◆ WRITTEN INSTRUCTION 1 ◆
How many lines in the records below contain the string "colorbar", counting case? Reply with the number only.

◆ EXTRACT TO READ ◆
My Second question is if Chevys are the way to go, what is the best front spring to run? Rears in front are popular but look to give too much lift, and i'm not sure how they would perform on the DD side of my project - maybe i'm wrong here. i've heard bad things about ruf front springs being too harsh - maybe i'm wrong here too. Even if i do 63s i'm leaning towards doing OME heavy in the front (running a winch and ARB bumper eventually) but not sure if i get too much lift in the front? Any feedback on real world experience much appreciated. Flame away if necessary.
 
Why are they dumb? i know the consensus here is that OME is hard to beat, and i agree from my experience with my 80. but... just looking at reasonable alternatives that perform and it seems like from those that have them, chevys ride great and have a decent load. any more color on the hatred for chevys would be appreciated... gnob have you ever ran them?
 
Let me clear up the "legend" of chevy 63s.

Popular because they were about the longest, cheapest junkyard spring available when leaf spring crawling was big. End.

Just like everything else thats stock/junkyard then fit to your sorta stock rig. To make work right, theres lots of other shyt to do to get it right.

Have i ran them, no. Could i have, sure. I didn't because after fűcking with the mazda spring swap for several years, bending leafs, adding mil wrap leaf, folding shackle etc. I decided to just throw that shyt away and run something engineered for my rig.
I am currently running the common All Pro 56s. To be honest i really haven't been terribly happy with these either. I still do think theyre the best cheap option for what i do.
I frankly will go links before throwing big money at leaf springs in next iteration.
 
I'm running the 63" chevys on my 87. My goal was lots of travel with little money. I'm also running a 47" long front spring. For my truck on 37"s it works well. It's a soft but sloppy ride but works great in rocks and trails. But it probably isn't necessary for a mini truck on 33"s.


Edit: I shouldn't say that they aren't necessary. That is all relative to what someone wants out of their truck.

◆ Collected data entries ◆

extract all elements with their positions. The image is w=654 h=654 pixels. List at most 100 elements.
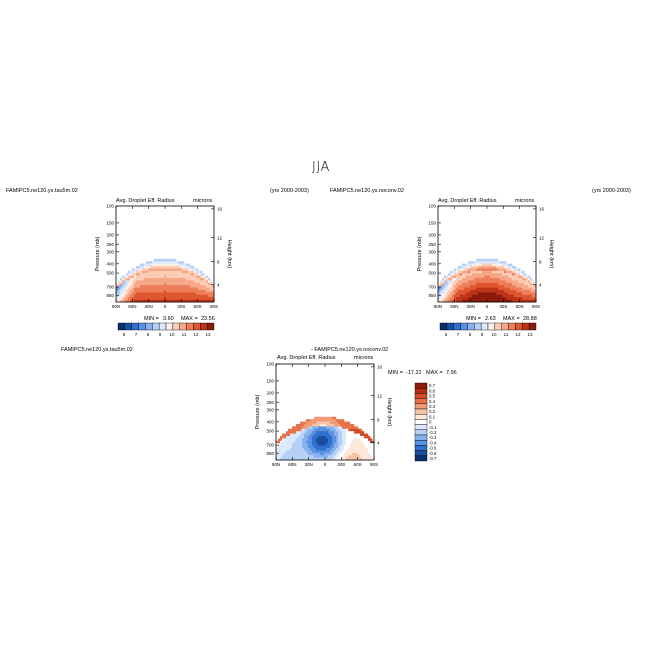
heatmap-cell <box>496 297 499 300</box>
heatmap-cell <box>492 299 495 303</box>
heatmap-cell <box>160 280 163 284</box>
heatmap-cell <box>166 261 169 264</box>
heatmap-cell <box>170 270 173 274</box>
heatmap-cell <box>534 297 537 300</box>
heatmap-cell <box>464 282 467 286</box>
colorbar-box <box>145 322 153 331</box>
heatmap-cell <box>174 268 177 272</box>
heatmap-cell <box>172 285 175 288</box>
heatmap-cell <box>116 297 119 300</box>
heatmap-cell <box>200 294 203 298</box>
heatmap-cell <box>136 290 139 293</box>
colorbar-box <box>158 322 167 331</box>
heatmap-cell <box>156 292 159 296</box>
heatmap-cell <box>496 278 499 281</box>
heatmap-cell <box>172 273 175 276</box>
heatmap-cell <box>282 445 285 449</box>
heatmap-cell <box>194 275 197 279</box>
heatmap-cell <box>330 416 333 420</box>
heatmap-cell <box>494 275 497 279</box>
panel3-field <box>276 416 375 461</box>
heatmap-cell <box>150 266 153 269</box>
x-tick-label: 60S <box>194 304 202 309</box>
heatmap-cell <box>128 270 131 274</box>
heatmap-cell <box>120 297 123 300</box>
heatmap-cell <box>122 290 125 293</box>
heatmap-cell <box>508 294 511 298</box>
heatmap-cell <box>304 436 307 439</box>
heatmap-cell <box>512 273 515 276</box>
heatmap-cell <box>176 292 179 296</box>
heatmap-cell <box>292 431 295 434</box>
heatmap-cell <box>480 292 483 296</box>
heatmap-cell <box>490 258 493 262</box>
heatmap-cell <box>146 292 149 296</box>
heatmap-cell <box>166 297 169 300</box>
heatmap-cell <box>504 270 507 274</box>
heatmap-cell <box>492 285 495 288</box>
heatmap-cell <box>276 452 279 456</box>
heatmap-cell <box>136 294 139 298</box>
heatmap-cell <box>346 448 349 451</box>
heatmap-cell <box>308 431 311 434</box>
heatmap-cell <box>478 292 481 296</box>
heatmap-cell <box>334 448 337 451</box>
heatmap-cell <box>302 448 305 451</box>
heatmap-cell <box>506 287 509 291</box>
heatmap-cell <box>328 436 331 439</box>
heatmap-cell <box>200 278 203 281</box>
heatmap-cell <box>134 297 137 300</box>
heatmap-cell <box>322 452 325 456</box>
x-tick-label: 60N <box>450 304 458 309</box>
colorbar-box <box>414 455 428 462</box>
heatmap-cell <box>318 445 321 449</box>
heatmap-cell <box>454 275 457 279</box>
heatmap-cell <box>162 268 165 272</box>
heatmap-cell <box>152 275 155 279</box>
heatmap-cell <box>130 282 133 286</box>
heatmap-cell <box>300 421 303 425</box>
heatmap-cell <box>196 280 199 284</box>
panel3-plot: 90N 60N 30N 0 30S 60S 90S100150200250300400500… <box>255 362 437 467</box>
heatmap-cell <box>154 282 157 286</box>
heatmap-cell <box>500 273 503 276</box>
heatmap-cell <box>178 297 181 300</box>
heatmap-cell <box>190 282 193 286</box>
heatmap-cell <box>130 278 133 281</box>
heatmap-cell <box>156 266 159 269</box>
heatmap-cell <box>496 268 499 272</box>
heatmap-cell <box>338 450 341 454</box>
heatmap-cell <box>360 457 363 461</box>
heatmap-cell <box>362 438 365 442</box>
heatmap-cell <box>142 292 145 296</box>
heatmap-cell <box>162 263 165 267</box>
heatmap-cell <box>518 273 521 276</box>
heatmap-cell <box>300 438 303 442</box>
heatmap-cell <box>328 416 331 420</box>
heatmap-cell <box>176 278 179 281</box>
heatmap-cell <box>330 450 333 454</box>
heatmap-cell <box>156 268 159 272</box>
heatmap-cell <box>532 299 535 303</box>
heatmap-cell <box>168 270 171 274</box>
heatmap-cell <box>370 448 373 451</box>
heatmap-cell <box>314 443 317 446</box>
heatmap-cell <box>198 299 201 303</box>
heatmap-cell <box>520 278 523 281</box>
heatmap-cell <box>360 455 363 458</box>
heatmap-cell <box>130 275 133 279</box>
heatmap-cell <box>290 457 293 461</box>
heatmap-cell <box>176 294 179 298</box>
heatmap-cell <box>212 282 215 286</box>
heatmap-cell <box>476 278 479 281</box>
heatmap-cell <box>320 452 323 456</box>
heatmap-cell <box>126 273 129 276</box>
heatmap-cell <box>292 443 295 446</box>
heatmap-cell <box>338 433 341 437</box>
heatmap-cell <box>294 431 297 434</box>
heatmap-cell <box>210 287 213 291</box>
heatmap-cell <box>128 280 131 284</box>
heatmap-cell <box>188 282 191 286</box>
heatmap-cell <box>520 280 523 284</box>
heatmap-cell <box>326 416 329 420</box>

◆ WRITTEN INSTRUCTION 2 ◆
Answer these questions about the leaf spring discussion above:
(a) How long is the front spring run by the poster with 63" Chevys on an 87?
(b) Which springs is the poster who did the Mazda spring swap currently running?
(c) Why were Chevy 63s popular, according to the discussion?

◆ WRITTEN RESPONSE 1 ◆
3

◆ WRITTEN RESPONSE 2 ◆
(a) 47" long.
(b) The common All Pro 56s.
(c) They were about the longest, cheapest junkyard spring available when leaf spring crawling was big.